● **Written problem**: For the data below, report the number of lines that contain the string "square" and nothing else.

● **Given entries**:
+++++

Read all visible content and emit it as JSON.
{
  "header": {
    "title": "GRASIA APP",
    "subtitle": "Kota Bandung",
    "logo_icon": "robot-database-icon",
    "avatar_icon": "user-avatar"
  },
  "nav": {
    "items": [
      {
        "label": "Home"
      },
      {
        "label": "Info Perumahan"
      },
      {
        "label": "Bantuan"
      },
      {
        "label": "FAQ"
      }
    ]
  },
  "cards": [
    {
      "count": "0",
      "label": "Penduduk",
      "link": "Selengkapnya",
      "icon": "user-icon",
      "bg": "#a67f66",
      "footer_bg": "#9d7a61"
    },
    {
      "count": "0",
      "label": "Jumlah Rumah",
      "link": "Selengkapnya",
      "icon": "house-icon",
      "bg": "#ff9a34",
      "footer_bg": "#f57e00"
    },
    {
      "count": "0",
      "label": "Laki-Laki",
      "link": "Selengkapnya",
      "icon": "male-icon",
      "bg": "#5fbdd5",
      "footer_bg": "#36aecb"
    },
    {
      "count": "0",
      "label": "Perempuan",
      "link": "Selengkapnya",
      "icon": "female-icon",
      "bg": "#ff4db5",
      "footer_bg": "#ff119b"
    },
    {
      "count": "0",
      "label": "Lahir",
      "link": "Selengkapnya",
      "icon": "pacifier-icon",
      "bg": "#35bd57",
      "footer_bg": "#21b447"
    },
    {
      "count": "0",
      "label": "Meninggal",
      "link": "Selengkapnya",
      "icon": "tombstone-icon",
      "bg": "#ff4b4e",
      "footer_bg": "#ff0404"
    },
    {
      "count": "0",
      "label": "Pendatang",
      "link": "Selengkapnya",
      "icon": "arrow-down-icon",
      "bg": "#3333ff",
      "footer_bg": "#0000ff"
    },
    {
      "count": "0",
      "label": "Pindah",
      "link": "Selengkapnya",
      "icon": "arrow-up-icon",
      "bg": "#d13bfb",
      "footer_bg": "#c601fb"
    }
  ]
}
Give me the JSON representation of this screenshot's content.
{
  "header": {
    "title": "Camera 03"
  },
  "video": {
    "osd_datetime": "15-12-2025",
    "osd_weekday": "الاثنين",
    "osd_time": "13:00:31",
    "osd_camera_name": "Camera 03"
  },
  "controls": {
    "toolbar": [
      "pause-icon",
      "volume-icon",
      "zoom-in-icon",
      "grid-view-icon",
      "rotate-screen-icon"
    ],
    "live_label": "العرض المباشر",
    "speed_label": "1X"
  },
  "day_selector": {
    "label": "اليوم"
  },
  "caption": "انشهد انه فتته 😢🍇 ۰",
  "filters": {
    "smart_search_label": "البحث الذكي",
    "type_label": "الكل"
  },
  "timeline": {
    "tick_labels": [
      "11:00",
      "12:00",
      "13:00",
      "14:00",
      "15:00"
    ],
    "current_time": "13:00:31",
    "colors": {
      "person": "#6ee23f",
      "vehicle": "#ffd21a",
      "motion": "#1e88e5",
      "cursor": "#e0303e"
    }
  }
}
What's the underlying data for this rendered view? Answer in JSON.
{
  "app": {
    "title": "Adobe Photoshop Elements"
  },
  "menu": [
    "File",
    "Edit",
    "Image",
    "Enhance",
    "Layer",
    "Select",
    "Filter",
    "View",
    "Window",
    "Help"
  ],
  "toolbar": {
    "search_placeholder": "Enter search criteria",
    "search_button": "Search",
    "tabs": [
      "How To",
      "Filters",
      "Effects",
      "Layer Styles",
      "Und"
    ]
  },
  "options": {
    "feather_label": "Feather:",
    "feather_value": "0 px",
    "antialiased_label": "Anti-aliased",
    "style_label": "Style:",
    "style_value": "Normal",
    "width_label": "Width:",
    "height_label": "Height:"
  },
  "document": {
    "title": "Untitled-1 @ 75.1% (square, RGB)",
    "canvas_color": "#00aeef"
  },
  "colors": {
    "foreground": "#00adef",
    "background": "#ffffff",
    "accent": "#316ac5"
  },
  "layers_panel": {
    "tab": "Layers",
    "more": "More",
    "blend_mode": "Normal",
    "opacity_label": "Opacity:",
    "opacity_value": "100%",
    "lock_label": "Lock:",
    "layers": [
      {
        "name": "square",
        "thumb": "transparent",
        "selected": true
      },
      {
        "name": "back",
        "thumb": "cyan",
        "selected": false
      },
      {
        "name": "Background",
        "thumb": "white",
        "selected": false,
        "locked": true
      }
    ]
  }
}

+++++

● **Completed exercise**: 2